(Part of a data file)
╔══

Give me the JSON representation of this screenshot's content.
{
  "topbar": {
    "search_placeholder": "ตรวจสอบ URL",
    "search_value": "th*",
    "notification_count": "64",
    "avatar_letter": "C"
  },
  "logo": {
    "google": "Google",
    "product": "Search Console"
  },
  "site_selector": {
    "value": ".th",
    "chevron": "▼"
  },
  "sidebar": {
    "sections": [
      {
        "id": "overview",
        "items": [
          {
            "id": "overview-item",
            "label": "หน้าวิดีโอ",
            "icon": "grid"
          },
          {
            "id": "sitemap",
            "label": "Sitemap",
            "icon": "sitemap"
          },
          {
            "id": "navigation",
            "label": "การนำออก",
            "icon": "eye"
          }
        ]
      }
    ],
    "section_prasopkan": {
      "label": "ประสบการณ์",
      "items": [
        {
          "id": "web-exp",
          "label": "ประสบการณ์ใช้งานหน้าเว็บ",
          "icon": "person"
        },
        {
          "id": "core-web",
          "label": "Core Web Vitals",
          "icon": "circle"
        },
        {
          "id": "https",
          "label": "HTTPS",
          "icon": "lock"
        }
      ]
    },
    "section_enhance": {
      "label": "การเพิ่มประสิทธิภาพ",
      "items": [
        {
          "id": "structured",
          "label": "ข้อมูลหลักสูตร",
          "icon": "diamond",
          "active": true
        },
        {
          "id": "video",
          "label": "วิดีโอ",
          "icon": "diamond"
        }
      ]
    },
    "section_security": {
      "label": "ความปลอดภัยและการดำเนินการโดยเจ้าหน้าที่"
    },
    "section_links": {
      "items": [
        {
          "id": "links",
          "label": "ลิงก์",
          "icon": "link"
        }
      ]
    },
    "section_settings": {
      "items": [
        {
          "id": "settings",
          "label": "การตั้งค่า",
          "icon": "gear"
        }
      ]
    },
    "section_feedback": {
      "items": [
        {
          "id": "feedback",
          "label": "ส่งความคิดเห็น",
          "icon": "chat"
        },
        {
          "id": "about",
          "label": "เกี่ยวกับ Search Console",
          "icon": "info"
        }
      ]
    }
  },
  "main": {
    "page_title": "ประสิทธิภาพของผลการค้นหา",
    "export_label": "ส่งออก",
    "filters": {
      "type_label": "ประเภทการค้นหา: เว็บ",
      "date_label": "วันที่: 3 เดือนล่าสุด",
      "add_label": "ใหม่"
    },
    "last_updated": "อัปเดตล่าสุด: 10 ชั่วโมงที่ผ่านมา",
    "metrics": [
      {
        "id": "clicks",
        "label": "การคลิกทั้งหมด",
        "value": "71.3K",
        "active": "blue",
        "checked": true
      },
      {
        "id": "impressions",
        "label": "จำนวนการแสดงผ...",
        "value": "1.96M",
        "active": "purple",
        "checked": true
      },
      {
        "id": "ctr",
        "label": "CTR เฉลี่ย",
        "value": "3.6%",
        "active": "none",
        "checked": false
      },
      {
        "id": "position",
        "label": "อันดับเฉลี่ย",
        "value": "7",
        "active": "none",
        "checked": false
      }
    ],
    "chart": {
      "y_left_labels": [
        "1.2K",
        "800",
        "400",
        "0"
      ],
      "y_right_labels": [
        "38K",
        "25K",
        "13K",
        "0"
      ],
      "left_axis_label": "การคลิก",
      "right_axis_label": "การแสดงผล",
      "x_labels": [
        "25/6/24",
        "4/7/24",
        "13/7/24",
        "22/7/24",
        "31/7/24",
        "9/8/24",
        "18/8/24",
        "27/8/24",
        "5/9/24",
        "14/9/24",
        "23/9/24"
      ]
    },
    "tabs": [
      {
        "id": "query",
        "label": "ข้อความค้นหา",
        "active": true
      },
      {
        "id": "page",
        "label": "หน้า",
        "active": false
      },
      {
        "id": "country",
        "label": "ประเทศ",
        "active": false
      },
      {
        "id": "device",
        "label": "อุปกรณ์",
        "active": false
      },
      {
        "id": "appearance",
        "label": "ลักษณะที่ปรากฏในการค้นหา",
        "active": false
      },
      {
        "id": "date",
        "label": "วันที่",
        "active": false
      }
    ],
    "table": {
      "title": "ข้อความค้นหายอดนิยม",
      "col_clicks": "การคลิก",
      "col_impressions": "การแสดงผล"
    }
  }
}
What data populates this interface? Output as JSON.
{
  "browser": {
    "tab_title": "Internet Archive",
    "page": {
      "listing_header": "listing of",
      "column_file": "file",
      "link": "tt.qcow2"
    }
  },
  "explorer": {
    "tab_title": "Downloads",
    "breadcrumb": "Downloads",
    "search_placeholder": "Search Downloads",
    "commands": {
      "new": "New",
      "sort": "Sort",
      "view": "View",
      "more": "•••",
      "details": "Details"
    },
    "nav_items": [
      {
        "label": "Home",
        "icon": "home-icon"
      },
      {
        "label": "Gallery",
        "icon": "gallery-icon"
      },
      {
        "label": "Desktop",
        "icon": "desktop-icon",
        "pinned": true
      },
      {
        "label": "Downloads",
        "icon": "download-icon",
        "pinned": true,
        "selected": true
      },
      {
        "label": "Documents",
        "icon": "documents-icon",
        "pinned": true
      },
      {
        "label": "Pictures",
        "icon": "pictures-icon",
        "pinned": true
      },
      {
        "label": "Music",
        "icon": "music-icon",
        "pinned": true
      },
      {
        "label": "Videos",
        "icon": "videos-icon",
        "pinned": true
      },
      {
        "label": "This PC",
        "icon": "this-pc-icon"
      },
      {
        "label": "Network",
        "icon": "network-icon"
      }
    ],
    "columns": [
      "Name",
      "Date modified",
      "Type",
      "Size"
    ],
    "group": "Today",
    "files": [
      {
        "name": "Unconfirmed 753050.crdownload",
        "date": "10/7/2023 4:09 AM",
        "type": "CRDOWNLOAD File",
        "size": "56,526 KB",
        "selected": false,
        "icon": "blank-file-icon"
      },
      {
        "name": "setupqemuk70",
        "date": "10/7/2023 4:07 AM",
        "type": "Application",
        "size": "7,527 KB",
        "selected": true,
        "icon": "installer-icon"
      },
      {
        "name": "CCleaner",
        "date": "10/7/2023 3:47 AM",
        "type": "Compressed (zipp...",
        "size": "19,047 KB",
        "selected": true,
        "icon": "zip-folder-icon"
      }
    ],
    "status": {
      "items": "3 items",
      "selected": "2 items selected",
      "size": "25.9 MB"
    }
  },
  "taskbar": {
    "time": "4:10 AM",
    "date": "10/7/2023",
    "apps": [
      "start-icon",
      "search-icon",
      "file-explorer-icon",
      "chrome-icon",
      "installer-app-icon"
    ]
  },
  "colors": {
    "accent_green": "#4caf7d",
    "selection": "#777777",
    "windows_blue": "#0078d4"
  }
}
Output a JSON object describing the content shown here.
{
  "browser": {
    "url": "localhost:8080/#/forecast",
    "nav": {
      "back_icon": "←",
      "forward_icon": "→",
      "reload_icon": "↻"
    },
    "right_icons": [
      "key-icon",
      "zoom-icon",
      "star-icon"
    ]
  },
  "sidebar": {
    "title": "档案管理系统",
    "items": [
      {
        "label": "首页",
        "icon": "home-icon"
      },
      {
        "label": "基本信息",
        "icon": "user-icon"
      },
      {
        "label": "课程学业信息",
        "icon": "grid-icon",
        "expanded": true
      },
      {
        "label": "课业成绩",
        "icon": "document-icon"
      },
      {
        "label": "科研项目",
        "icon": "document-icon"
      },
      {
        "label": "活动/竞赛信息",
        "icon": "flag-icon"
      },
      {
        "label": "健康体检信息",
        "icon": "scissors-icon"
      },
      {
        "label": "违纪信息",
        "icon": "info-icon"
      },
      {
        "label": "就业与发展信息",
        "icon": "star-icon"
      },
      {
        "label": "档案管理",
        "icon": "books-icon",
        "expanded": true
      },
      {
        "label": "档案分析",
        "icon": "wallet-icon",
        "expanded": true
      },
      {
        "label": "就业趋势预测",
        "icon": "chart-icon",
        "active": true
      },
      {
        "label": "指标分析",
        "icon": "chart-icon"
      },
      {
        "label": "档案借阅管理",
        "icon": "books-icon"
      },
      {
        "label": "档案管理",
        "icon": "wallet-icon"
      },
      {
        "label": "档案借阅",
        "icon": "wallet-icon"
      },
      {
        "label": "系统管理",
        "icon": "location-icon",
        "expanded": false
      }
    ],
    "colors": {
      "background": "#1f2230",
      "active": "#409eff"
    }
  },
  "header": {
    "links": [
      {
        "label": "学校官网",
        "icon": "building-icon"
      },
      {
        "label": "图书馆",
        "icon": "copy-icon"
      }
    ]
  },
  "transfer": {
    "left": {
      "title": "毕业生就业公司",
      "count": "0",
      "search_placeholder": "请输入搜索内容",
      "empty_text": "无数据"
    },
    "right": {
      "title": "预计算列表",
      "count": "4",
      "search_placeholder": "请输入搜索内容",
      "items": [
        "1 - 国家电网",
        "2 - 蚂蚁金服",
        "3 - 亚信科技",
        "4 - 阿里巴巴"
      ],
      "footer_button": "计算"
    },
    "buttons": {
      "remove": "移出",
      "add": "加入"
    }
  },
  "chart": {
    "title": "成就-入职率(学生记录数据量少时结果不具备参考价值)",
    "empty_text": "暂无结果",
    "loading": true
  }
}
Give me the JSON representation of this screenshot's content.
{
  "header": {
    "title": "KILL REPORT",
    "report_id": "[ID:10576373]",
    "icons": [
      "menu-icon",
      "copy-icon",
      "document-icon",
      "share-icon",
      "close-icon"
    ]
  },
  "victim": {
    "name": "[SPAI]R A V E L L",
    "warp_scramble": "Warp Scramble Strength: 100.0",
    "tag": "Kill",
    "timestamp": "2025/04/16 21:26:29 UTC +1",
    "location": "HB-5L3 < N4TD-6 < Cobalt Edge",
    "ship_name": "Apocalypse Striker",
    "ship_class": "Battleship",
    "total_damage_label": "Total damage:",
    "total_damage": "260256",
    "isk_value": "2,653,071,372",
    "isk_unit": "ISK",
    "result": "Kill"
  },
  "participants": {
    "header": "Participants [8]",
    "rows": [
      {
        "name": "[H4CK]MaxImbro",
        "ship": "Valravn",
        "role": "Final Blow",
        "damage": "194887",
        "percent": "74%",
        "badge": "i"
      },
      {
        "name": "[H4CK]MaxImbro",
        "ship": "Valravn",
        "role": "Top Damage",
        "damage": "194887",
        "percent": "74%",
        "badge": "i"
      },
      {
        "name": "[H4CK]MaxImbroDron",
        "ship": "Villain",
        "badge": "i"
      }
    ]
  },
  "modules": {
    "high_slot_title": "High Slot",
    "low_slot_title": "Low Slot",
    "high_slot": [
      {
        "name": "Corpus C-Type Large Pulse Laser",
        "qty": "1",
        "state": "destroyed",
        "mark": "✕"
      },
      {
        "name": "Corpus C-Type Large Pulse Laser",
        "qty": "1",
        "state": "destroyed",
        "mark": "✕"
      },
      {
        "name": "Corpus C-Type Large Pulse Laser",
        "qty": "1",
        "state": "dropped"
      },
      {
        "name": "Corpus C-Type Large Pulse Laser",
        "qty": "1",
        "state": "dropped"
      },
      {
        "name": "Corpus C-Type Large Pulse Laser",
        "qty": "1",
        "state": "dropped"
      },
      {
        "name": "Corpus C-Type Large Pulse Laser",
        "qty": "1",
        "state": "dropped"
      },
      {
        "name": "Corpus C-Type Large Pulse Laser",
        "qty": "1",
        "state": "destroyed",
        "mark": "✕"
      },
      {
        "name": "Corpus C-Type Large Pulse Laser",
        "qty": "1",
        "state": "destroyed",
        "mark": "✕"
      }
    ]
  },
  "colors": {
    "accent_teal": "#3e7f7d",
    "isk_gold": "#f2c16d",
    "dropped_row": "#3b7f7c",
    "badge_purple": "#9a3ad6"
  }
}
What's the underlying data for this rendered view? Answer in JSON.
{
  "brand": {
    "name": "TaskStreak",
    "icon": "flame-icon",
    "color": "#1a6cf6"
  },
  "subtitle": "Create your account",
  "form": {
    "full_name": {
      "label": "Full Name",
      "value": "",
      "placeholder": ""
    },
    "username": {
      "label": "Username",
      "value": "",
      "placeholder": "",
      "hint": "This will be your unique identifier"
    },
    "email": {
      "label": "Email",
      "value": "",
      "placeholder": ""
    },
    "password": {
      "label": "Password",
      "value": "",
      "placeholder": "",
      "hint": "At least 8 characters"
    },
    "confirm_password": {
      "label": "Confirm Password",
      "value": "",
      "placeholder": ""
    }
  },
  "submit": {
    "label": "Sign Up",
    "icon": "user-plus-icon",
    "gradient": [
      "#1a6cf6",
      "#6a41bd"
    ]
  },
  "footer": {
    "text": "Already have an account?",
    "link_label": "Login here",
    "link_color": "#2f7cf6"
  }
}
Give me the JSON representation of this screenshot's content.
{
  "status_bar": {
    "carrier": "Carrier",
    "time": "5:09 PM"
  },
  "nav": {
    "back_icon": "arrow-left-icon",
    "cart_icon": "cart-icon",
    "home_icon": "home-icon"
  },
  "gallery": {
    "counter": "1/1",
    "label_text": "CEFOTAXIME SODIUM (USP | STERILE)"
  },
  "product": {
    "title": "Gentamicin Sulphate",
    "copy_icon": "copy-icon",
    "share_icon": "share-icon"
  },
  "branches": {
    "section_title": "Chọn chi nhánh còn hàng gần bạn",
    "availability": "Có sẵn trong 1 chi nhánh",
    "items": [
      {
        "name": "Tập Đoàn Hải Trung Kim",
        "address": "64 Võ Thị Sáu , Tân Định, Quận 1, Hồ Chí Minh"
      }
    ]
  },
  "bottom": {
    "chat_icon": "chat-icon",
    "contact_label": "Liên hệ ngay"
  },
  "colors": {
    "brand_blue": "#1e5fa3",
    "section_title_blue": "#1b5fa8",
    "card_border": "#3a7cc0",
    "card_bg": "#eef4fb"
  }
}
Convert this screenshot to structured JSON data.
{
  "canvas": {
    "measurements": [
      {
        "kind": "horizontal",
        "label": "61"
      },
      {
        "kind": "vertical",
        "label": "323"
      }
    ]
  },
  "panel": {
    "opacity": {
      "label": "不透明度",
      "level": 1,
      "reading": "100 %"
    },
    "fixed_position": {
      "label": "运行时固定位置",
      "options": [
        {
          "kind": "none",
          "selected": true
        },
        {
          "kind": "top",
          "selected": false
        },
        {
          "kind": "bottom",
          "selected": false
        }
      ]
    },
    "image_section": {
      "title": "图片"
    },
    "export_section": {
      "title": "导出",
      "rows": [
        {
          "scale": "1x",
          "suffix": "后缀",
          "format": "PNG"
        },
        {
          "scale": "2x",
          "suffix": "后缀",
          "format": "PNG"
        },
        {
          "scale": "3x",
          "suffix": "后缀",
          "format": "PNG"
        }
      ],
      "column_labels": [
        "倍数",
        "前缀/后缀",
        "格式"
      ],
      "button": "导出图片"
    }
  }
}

╚══

Write out each line of the data that holds the string "ประสบการณ".

- _WRITTEN RESPONSE_
      "label": "ประสบการณ์",
          "label": "ประสบการณ์ใช้งานหน้าเว็บ",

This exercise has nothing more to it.